[Records that describe figures]
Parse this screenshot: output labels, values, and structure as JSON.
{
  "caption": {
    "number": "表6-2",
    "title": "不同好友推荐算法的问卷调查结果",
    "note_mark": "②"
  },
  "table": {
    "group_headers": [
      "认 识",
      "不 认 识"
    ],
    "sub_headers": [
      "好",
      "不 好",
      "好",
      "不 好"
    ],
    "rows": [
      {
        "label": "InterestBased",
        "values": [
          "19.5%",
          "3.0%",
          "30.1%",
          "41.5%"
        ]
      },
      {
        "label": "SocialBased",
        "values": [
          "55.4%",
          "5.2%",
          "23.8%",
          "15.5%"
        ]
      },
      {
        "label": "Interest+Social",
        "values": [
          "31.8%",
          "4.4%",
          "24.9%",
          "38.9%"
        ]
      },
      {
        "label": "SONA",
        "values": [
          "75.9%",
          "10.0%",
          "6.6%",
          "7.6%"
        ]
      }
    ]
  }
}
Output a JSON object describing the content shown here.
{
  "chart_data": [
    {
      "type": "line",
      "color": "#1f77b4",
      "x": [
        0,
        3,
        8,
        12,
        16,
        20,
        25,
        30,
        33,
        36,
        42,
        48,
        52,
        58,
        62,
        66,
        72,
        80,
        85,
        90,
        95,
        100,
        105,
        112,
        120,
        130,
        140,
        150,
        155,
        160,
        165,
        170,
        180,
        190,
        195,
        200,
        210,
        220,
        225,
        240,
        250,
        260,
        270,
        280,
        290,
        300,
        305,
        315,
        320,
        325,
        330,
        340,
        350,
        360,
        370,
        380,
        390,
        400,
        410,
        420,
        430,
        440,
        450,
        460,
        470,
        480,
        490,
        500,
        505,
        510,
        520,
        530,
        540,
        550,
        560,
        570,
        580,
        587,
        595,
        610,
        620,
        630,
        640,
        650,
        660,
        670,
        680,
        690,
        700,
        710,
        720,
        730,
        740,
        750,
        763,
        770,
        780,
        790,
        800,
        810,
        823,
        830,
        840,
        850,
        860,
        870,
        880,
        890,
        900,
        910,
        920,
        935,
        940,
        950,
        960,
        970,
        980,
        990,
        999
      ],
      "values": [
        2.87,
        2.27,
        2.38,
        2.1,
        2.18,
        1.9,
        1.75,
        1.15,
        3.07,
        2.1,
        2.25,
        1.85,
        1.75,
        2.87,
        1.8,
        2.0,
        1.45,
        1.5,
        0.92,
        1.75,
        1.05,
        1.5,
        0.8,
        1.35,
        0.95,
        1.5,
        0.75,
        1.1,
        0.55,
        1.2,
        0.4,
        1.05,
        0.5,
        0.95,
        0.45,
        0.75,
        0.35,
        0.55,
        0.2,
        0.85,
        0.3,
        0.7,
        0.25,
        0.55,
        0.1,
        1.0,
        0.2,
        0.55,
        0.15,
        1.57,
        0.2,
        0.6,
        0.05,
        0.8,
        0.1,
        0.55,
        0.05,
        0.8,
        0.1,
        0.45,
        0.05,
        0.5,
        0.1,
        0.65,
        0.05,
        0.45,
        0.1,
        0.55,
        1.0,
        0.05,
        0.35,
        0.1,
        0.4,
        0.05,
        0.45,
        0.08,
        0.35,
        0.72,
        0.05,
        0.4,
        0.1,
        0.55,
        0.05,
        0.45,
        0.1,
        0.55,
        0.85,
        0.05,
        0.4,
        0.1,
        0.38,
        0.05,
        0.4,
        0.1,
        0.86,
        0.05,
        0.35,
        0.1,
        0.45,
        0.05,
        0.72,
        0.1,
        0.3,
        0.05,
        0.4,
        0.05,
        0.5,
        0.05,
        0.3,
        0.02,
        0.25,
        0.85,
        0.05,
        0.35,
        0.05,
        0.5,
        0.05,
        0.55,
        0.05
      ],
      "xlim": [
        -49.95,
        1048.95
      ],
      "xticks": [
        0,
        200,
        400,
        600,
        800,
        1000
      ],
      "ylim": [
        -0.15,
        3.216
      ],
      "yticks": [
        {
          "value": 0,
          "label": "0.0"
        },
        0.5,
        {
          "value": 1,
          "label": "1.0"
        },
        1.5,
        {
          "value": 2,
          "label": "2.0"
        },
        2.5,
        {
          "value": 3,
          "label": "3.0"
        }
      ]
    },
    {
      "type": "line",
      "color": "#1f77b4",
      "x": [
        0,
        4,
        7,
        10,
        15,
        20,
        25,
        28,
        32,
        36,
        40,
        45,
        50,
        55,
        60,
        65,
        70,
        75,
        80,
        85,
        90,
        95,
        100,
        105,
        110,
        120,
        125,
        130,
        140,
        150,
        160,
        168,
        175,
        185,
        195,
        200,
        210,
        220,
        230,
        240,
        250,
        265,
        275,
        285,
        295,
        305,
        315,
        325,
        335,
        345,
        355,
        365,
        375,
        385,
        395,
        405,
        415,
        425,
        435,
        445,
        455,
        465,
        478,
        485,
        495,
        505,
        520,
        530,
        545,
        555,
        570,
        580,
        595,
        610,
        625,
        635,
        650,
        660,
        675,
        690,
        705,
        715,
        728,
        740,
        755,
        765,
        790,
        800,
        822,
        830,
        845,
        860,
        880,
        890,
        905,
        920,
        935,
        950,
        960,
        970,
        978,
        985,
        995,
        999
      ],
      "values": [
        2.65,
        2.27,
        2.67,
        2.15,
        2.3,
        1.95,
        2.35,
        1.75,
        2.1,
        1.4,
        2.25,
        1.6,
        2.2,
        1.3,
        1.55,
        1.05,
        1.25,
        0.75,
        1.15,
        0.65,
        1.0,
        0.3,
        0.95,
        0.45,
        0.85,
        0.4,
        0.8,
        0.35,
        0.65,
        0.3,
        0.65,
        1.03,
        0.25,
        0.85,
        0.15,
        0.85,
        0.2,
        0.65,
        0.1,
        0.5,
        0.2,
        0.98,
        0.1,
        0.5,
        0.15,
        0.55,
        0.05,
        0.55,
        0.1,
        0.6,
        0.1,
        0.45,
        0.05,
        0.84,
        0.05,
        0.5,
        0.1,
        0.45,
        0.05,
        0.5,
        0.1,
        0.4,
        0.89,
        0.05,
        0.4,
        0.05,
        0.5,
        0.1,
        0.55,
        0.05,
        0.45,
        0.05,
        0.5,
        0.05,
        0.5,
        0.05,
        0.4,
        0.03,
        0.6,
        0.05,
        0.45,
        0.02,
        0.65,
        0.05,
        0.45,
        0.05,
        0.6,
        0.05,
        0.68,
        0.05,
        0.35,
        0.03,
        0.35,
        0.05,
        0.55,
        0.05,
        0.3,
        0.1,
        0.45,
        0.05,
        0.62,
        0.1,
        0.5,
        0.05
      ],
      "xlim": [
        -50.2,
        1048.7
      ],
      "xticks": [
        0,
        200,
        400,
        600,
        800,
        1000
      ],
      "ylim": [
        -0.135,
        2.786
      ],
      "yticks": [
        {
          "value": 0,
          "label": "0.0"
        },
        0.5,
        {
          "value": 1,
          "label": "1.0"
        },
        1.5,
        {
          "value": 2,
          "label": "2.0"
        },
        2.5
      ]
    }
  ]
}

EXERCISE: The entries above must be returned exactly.

OUTPUT BELOW:
Parse this screenshot: output labels, values, and structure as JSON.
{
  "caption": {
    "number": "表6-2",
    "title": "不同好友推荐算法的问卷调查结果",
    "note_mark": "②"
  },
  "table": {
    "group_headers": [
      "认 识",
      "不 认 识"
    ],
    "sub_headers": [
      "好",
      "不 好",
      "好",
      "不 好"
    ],
    "rows": [
      {
        "label": "InterestBased",
        "values": [
          "19.5%",
          "3.0%",
          "30.1%",
          "41.5%"
        ]
      },
      {
        "label": "SocialBased",
        "values": [
          "55.4%",
          "5.2%",
          "23.8%",
          "15.5%"
        ]
      },
      {
        "label": "Interest+Social",
        "values": [
          "31.8%",
          "4.4%",
          "24.9%",
          "38.9%"
        ]
      },
      {
        "label": "SONA",
        "values": [
          "75.9%",
          "10.0%",
          "6.6%",
          "7.6%"
        ]
      }
    ]
  }
}
Output a JSON object describing the content shown here.
{
  "chart_data": [
    {
      "type": "line",
      "color": "#1f77b4",
      "x": [
        0,
        3,
        8,
        12,
        16,
        20,
        25,
        30,
        33,
        36,
        42,
        48,
        52,
        58,
        62,
        66,
        72,
        80,
        85,
        90,
        95,
        100,
        105,
        112,
        120,
        130,
        140,
        150,
        155,
        160,
        165,
        170,
        180,
        190,
        195,
        200,
        210,
        220,
        225,
        240,
        250,
        260,
        270,
        280,
        290,
        300,
        305,
        315,
        320,
        325,
        330,
        340,
        350,
        360,
        370,
        380,
        390,
        400,
        410,
        420,
        430,
        440,
        450,
        460,
        470,
        480,
        490,
        500,
        505,
        510,
        520,
        530,
        540,
        550,
        560,
        570,
        580,
        587,
        595,
        610,
        620,
        630,
        640,
        650,
        660,
        670,
        680,
        690,
        700,
        710,
        720,
        730,
        740,
        750,
        763,
        770,
        780,
        790,
        800,
        810,
        823,
        830,
        840,
        850,
        860,
        870,
        880,
        890,
        900,
        910,
        920,
        935,
        940,
        950,
        960,
        970,
        980,
        990,
        999
      ],
      "values": [
        2.87,
        2.27,
        2.38,
        2.1,
        2.18,
        1.9,
        1.75,
        1.15,
        3.07,
        2.1,
        2.25,
        1.85,
        1.75,
        2.87,
        1.8,
        2.0,
        1.45,
        1.5,
        0.92,
        1.75,
        1.05,
        1.5,
        0.8,
        1.35,
        0.95,
        1.5,
        0.75,
        1.1,
        0.55,
        1.2,
        0.4,
        1.05,
        0.5,
        0.95,
        0.45,
        0.75,
        0.35,
        0.55,
        0.2,
        0.85,
        0.3,
        0.7,
        0.25,
        0.55,
        0.1,
        1.0,
        0.2,
        0.55,
        0.15,
        1.57,
        0.2,
        0.6,
        0.05,
        0.8,
        0.1,
        0.55,
        0.05,
        0.8,
        0.1,
        0.45,
        0.05,
        0.5,
        0.1,
        0.65,
        0.05,
        0.45,
        0.1,
        0.55,
        1.0,
        0.05,
        0.35,
        0.1,
        0.4,
        0.05,
        0.45,
        0.08,
        0.35,
        0.72,
        0.05,
        0.4,
        0.1,
        0.55,
        0.05,
        0.45,
        0.1,
        0.55,
        0.85,
        0.05,
        0.4,
        0.1,
        0.38,
        0.05,
        0.4,
        0.1,
        0.86,
        0.05,
        0.35,
        0.1,
        0.45,
        0.05,
        0.72,
        0.1,
        0.3,
        0.05,
        0.4,
        0.05,
        0.5,
        0.05,
        0.3,
        0.02,
        0.25,
        0.85,
        0.05,
        0.35,
        0.05,
        0.5,
        0.05,
        0.55,
        0.05
      ],
      "xlim": [
        -49.95,
        1048.95
      ],
      "xticks": [
        0,
        200,
        400,
        600,
        800,
        1000
      ],
      "ylim": [
        -0.15,
        3.216
      ],
      "yticks": [
        {
          "value": 0,
          "label": "0.0"
        },
        0.5,
        {
          "value": 1,
          "label": "1.0"
        },
        1.5,
        {
          "value": 2,
          "label": "2.0"
        },
        2.5,
        {
          "value": 3,
          "label": "3.0"
        }
      ]
    },
    {
      "type": "line",
      "color": "#1f77b4",
      "x": [
        0,
        4,
        7,
        10,
        15,
        20,
        25,
        28,
        32,
        36,
        40,
        45,
        50,
        55,
        60,
        65,
        70,
        75,
        80,
        85,
        90,
        95,
        100,
        105,
        110,
        120,
        125,
        130,
        140,
        150,
        160,
        168,
        175,
        185,
        195,
        200,
        210,
        220,
        230,
        240,
        250,
        265,
        275,
        285,
        295,
        305,
        315,
        325,
        335,
        345,
        355,
        365,
        375,
        385,
        395,
        405,
        415,
        425,
        435,
        445,
        455,
        465,
        478,
        485,
        495,
        505,
        520,
        530,
        545,
        555,
        570,
        580,
        595,
        610,
        625,
        635,
        650,
        660,
        675,
        690,
        705,
        715,
        728,
        740,
        755,
        765,
        790,
        800,
        822,
        830,
        845,
        860,
        880,
        890,
        905,
        920,
        935,
        950,
        960,
        970,
        978,
        985,
        995,
        999
      ],
      "values": [
        2.65,
        2.27,
        2.67,
        2.15,
        2.3,
        1.95,
        2.35,
        1.75,
        2.1,
        1.4,
        2.25,
        1.6,
        2.2,
        1.3,
        1.55,
        1.05,
        1.25,
        0.75,
        1.15,
        0.65,
        1.0,
        0.3,
        0.95,
        0.45,
        0.85,
        0.4,
        0.8,
        0.35,
        0.65,
        0.3,
        0.65,
        1.03,
        0.25,
        0.85,
        0.15,
        0.85,
        0.2,
        0.65,
        0.1,
        0.5,
        0.2,
        0.98,
        0.1,
        0.5,
        0.15,
        0.55,
        0.05,
        0.55,
        0.1,
        0.6,
        0.1,
        0.45,
        0.05,
        0.84,
        0.05,
        0.5,
        0.1,
        0.45,
        0.05,
        0.5,
        0.1,
        0.4,
        0.89,
        0.05,
        0.4,
        0.05,
        0.5,
        0.1,
        0.55,
        0.05,
        0.45,
        0.05,
        0.5,
        0.05,
        0.5,
        0.05,
        0.4,
        0.03,
        0.6,
        0.05,
        0.45,
        0.02,
        0.65,
        0.05,
        0.45,
        0.05,
        0.6,
        0.05,
        0.68,
        0.05,
        0.35,
        0.03,
        0.35,
        0.05,
        0.55,
        0.05,
        0.3,
        0.1,
        0.45,
        0.05,
        0.62,
        0.1,
        0.5,
        0.05
      ],
      "xlim": [
        -50.2,
        1048.7
      ],
      "xticks": [
        0,
        200,
        400,
        600,
        800,
        1000
      ],
      "ylim": [
        -0.135,
        2.786
      ],
      "yticks": [
        {
          "value": 0,
          "label": "0.0"
        },
        0.5,
        {
          "value": 1,
          "label": "1.0"
        },
        1.5,
        {
          "value": 2,
          "label": "2.0"
        },
        2.5
      ]
    }
  ]
}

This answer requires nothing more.